From the listing below, pick out each line with the word "name".

Figure data in JSON
++++++
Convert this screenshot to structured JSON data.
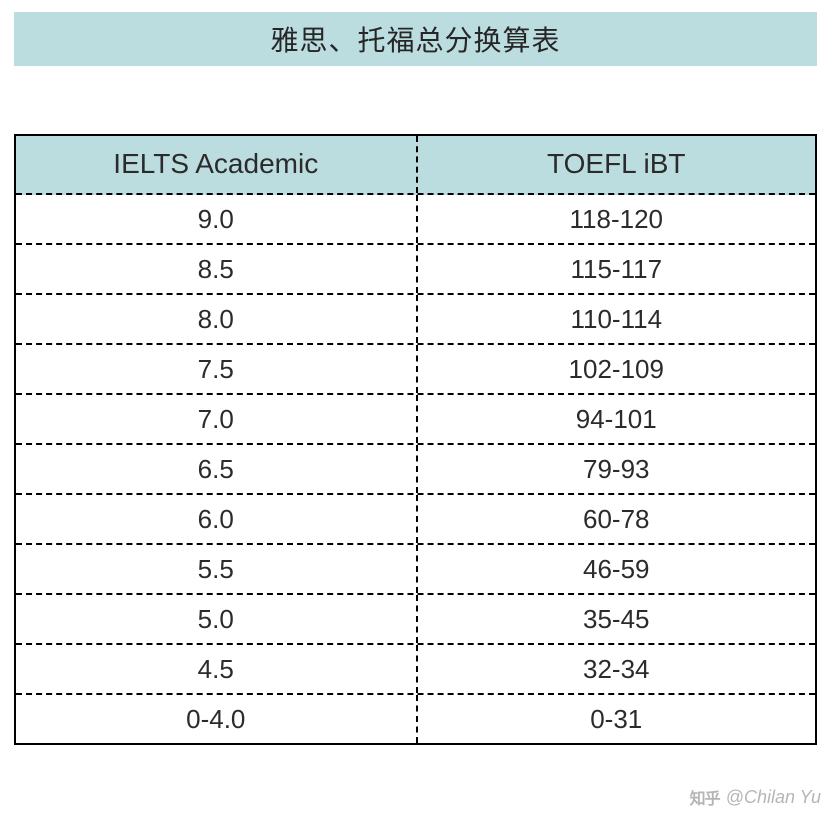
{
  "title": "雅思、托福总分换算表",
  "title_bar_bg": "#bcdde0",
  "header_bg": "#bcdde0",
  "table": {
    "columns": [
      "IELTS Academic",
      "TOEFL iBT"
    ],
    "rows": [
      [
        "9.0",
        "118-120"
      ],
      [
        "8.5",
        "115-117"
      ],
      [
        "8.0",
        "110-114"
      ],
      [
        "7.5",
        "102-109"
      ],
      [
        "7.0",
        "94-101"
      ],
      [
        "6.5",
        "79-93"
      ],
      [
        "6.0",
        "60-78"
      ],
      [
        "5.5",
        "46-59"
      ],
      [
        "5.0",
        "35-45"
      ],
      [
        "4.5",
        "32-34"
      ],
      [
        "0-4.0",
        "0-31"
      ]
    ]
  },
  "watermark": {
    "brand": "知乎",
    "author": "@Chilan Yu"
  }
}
++++++
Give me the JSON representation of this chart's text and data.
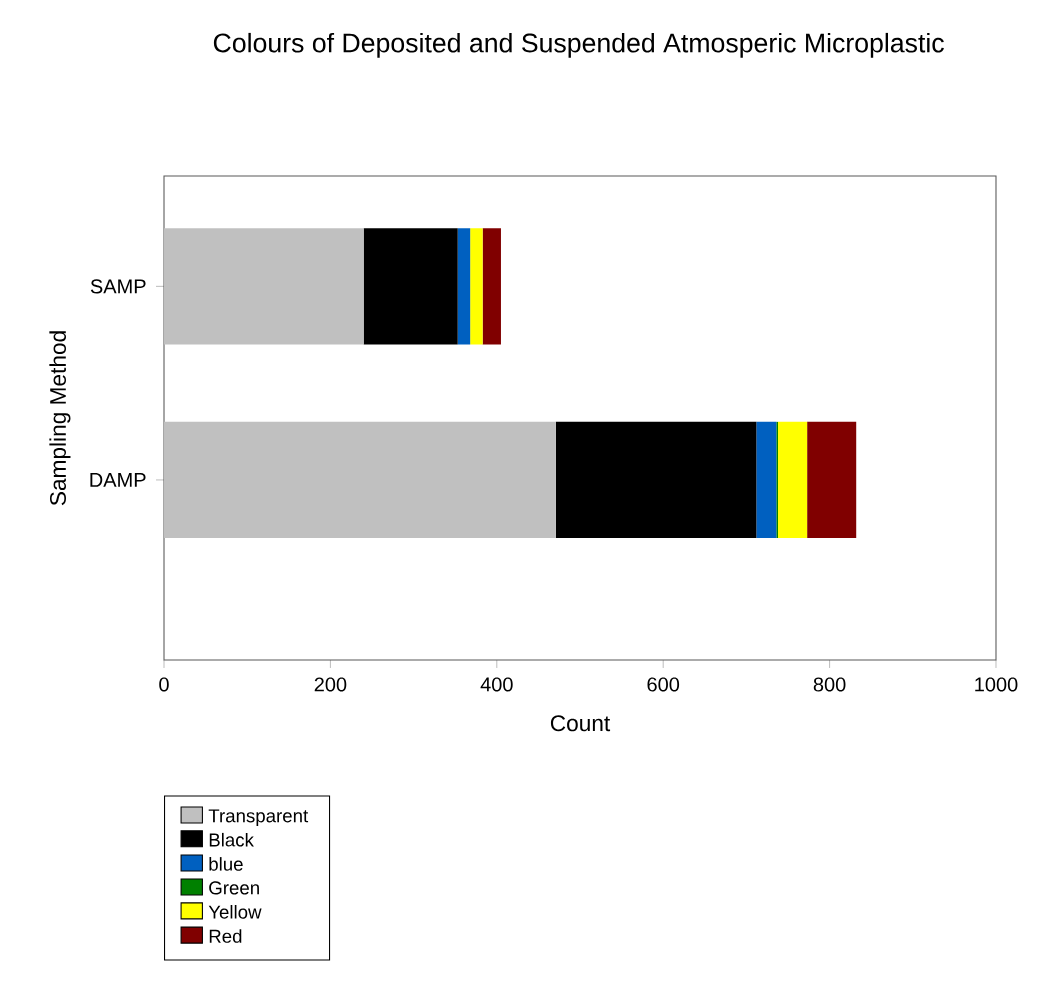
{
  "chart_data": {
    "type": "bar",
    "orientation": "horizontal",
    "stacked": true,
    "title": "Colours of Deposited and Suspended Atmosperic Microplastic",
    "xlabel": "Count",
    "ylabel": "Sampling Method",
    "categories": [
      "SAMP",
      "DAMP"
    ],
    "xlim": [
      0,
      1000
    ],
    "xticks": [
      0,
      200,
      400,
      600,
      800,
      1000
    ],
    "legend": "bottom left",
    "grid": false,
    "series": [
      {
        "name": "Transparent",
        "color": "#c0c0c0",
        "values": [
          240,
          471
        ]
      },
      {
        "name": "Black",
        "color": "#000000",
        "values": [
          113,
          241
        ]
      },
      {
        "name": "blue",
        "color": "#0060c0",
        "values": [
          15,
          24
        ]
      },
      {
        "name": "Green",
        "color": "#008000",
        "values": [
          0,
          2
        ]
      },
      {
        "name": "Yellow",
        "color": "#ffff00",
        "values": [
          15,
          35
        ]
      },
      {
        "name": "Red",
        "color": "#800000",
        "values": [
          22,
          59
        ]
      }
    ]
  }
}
++++++
-- Task output --
        "name": "Transparent",
        "name": "Black",
        "name": "blue",
        "name": "Green",
        "name": "Yellow",
        "name": "Red",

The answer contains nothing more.